→ **RECORDS FOR THIS EXERCISE**
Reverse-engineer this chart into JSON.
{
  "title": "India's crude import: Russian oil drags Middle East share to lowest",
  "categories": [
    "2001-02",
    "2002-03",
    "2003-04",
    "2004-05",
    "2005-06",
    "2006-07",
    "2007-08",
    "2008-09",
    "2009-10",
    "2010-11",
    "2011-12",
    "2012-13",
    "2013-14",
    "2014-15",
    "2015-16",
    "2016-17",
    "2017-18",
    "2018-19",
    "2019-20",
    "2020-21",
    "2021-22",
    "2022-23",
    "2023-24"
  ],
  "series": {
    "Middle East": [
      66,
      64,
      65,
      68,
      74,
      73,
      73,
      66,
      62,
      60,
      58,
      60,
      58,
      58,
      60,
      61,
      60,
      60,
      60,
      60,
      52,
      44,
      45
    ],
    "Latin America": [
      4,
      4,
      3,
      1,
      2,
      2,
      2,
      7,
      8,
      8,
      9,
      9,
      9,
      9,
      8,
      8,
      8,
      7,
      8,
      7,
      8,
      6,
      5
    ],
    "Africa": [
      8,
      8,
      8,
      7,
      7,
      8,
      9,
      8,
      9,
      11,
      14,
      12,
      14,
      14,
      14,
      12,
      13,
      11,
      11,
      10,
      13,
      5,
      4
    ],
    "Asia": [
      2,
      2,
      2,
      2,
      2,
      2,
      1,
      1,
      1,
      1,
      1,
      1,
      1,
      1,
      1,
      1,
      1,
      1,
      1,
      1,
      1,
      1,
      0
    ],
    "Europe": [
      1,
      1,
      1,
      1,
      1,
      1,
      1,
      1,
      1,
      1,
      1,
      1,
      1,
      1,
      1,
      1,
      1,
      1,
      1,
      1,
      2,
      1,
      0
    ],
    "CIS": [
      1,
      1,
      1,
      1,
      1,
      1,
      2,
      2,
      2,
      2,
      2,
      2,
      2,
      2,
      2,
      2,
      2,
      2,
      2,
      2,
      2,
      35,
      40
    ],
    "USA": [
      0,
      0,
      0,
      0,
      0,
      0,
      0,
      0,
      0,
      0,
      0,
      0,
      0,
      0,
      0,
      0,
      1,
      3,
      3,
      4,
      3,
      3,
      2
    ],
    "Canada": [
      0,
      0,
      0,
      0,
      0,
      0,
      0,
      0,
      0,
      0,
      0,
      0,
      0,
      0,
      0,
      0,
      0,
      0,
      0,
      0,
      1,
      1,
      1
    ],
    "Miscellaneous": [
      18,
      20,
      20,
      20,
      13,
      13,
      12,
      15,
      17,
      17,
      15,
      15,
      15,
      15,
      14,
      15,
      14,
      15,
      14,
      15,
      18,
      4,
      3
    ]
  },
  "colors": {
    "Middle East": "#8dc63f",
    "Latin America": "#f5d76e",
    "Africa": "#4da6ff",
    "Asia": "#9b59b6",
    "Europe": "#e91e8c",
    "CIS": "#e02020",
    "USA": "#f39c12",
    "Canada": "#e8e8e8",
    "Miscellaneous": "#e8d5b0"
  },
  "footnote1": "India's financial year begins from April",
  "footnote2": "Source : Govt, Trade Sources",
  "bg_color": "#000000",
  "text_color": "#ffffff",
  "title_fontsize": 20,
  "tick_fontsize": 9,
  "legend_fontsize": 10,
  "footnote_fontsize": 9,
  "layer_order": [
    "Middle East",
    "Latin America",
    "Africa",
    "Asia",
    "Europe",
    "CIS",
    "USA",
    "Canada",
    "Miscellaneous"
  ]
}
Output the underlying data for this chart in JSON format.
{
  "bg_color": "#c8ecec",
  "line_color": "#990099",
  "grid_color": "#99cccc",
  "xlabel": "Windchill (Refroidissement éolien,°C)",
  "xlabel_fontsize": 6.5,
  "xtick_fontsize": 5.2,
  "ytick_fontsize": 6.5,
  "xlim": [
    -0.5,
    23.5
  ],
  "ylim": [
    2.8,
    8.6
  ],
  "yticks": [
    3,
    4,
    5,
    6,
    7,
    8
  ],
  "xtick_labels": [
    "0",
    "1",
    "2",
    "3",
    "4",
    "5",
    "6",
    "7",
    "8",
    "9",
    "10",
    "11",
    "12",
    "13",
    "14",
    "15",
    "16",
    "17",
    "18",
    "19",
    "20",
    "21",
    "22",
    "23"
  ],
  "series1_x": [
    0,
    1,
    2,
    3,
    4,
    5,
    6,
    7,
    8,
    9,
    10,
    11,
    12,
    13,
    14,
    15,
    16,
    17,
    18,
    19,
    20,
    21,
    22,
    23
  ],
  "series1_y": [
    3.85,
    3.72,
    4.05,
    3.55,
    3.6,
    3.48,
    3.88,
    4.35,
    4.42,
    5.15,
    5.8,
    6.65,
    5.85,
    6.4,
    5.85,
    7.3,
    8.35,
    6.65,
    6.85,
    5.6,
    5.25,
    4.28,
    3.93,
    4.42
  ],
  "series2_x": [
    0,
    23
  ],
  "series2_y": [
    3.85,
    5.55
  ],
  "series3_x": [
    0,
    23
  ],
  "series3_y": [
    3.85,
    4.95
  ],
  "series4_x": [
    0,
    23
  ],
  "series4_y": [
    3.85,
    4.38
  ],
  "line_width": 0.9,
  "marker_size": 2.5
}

→ **STATED PROBLEM**
Return every line containing "Latin".

→ **ANSWER TO THIS EXERCISE**
    "Latin America": [
    "Latin America": "#f5d76e",
    "Latin America",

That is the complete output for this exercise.